**** GIVEN RECORDS
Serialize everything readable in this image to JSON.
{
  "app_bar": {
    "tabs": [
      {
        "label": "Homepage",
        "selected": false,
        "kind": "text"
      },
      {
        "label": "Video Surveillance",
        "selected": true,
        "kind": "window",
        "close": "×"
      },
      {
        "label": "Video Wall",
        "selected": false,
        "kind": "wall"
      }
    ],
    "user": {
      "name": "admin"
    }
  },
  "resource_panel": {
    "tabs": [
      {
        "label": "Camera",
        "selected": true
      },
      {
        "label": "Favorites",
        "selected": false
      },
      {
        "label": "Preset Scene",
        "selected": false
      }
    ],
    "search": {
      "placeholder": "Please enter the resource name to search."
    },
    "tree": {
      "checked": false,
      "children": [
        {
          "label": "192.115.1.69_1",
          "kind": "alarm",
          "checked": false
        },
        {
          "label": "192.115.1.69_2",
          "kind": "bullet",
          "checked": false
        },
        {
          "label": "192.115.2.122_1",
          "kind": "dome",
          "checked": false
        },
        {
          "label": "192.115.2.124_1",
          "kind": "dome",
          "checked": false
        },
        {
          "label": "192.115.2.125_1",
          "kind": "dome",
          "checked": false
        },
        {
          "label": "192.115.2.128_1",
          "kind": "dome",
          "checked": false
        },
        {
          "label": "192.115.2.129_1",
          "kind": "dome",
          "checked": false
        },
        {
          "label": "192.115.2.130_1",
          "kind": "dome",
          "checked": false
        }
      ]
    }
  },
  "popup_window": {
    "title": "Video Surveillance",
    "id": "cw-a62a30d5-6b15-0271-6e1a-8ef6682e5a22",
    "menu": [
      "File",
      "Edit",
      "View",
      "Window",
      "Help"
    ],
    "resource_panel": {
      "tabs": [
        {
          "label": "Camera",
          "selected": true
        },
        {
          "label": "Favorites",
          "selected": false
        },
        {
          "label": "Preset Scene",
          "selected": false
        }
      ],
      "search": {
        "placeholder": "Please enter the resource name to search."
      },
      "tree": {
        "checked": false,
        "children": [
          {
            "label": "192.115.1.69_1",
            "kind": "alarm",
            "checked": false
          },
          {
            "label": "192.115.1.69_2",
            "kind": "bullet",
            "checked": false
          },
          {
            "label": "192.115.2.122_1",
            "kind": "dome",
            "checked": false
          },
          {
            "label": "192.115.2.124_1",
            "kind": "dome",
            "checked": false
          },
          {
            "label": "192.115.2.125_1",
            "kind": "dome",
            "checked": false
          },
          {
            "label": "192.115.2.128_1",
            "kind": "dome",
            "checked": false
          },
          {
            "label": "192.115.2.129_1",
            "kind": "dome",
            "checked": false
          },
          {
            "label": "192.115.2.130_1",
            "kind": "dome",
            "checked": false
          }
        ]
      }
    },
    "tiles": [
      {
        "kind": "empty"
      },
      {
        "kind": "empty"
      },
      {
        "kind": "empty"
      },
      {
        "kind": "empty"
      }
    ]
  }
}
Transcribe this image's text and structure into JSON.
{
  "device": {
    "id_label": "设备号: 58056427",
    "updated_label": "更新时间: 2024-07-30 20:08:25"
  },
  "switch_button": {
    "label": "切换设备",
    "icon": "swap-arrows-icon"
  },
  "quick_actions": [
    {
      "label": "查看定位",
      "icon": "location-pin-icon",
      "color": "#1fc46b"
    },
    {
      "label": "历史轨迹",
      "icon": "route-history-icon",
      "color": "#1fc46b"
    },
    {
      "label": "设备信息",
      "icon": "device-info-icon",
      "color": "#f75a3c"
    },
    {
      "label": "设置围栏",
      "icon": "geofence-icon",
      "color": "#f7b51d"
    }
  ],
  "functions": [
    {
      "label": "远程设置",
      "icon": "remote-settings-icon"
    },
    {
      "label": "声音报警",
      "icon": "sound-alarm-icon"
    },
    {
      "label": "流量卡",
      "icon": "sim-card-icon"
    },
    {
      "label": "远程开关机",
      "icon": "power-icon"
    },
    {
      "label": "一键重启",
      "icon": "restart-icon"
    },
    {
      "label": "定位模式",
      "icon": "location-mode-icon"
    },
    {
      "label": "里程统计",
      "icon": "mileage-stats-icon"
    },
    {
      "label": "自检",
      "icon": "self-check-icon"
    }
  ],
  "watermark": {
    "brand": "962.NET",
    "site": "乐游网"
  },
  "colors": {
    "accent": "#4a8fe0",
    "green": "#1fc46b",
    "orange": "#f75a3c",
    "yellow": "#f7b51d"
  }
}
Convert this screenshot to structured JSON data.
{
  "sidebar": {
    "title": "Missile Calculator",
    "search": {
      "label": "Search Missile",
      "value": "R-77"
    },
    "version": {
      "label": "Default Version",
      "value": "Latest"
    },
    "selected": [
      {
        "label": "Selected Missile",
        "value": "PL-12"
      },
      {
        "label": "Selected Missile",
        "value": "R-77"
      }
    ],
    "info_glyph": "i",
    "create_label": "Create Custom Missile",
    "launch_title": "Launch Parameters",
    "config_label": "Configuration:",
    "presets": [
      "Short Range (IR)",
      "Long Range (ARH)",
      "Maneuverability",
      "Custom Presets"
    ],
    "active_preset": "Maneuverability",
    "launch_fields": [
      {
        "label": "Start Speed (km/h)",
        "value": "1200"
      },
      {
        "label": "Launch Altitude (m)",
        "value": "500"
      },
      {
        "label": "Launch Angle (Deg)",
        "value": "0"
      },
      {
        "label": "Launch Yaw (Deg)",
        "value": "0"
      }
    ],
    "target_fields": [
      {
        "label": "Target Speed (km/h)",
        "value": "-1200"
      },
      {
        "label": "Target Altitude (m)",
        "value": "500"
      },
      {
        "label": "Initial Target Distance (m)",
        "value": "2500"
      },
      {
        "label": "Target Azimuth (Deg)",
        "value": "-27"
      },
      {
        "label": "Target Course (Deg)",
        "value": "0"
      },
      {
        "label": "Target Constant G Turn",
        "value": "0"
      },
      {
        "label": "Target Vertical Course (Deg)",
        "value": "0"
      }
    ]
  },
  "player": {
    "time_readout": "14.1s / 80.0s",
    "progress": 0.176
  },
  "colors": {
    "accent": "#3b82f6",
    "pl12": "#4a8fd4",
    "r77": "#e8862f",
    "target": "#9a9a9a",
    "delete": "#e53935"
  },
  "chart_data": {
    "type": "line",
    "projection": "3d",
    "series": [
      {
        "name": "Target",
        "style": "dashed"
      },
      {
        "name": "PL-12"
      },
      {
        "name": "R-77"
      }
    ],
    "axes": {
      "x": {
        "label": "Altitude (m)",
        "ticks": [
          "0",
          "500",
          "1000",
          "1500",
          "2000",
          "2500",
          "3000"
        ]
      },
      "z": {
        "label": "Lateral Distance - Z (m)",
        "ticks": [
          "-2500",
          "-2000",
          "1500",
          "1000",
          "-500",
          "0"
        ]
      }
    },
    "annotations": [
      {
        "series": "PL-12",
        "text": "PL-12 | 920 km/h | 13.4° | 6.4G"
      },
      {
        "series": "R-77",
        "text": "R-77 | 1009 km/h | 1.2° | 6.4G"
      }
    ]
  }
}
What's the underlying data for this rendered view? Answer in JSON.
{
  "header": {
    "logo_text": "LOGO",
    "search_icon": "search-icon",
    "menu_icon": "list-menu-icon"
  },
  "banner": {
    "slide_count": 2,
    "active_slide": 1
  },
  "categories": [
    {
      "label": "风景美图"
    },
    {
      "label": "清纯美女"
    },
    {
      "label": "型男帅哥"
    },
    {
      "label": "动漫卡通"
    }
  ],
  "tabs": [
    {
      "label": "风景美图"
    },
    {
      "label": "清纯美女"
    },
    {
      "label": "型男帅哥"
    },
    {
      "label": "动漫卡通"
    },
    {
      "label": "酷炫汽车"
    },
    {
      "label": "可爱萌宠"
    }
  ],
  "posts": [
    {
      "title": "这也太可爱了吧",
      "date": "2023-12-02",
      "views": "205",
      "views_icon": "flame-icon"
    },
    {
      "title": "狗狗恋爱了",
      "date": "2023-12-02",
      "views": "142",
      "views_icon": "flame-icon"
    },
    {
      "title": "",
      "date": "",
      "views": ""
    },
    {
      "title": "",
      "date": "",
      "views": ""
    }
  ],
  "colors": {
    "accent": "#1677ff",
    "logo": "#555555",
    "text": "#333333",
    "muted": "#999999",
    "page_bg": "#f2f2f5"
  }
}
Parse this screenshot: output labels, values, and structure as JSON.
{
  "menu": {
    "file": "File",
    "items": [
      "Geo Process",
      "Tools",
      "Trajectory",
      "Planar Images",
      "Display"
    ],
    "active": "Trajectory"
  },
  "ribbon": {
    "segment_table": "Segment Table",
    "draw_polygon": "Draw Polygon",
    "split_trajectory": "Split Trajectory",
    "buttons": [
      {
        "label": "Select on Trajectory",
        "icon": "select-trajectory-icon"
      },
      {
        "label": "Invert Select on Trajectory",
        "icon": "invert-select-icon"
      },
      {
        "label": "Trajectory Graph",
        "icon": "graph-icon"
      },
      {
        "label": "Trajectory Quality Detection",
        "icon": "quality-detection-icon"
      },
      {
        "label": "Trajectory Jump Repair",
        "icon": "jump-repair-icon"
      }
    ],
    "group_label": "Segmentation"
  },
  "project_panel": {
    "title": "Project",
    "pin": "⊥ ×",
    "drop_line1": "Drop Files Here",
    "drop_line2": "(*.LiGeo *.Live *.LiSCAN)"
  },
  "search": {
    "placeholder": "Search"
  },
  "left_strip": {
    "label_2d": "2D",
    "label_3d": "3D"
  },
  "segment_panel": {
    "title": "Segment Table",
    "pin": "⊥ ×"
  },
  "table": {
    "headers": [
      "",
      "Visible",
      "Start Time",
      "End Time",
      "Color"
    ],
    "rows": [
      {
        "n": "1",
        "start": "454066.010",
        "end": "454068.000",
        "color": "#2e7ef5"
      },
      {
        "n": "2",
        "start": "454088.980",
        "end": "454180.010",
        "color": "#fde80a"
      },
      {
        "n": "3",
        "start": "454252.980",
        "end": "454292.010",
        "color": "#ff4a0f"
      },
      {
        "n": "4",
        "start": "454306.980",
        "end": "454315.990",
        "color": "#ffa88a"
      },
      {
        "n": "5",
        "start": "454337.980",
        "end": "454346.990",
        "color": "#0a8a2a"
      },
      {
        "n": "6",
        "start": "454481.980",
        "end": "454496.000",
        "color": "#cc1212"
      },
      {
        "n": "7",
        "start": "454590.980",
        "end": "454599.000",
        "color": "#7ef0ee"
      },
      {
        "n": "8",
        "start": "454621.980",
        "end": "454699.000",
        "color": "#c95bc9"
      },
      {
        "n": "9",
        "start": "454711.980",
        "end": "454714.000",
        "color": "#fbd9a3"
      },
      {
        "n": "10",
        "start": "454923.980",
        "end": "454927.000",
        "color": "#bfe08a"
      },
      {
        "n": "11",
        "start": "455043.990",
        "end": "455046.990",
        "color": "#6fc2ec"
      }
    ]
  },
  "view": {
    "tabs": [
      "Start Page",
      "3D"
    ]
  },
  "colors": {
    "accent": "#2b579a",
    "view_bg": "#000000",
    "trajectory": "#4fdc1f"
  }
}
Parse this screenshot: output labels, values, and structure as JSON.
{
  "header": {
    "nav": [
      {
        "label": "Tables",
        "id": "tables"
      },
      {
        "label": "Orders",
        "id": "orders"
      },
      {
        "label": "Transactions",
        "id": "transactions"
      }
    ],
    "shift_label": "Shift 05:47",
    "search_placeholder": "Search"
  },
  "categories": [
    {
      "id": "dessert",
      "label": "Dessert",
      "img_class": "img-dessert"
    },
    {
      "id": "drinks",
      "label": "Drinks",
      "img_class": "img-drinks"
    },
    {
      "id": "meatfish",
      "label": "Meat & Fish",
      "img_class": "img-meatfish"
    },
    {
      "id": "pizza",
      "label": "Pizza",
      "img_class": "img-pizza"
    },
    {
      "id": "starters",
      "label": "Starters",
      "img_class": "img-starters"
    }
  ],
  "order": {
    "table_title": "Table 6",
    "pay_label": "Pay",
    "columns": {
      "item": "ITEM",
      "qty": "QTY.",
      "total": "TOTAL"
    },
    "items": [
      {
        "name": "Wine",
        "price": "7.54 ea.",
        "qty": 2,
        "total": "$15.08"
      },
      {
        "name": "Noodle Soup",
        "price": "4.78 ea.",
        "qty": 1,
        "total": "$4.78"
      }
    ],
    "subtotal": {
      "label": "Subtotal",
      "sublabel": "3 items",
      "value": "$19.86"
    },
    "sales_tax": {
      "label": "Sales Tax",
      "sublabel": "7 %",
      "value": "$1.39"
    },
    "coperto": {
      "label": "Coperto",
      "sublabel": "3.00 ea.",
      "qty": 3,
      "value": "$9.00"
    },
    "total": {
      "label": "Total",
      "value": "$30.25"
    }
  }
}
********
EXERCISE INSTRUCTIONS: Tally up the lines in the records that contain the word "enter" and give only the total.

TASK OUTPUT: 2